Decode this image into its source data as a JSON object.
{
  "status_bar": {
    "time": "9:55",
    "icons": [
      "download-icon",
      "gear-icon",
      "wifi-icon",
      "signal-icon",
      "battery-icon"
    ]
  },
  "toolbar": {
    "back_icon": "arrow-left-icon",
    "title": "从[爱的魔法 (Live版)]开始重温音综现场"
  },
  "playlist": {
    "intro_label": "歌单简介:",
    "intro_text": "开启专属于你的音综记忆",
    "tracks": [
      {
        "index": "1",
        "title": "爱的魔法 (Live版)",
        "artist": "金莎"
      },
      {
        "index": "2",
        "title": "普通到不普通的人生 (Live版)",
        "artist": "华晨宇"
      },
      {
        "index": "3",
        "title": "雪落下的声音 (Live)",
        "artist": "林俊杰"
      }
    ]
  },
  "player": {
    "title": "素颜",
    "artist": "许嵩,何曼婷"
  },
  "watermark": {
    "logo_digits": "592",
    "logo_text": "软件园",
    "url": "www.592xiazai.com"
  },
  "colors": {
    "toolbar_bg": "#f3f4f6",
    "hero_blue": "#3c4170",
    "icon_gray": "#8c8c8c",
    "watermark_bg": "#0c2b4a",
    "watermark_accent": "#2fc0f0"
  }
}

=-=-=

Requirement: All of the entries must be quoted exactly; please include each one.

Written answer:
Decode this image into its source data as a JSON object.
{
  "status_bar": {
    "time": "9:55",
    "icons": [
      "download-icon",
      "gear-icon",
      "wifi-icon",
      "signal-icon",
      "battery-icon"
    ]
  },
  "toolbar": {
    "back_icon": "arrow-left-icon",
    "title": "从[爱的魔法 (Live版)]开始重温音综现场"
  },
  "playlist": {
    "intro_label": "歌单简介:",
    "intro_text": "开启专属于你的音综记忆",
    "tracks": [
      {
        "index": "1",
        "title": "爱的魔法 (Live版)",
        "artist": "金莎"
      },
      {
        "index": "2",
        "title": "普通到不普通的人生 (Live版)",
        "artist": "华晨宇"
      },
      {
        "index": "3",
        "title": "雪落下的声音 (Live)",
        "artist": "林俊杰"
      }
    ]
  },
  "player": {
    "title": "素颜",
    "artist": "许嵩,何曼婷"
  },
  "watermark": {
    "logo_digits": "592",
    "logo_text": "软件园",
    "url": "www.592xiazai.com"
  },
  "colors": {
    "toolbar_bg": "#f3f4f6",
    "hero_blue": "#3c4170",
    "icon_gray": "#8c8c8c",
    "watermark_bg": "#0c2b4a",
    "watermark_accent": "#2fc0f0"
  }
}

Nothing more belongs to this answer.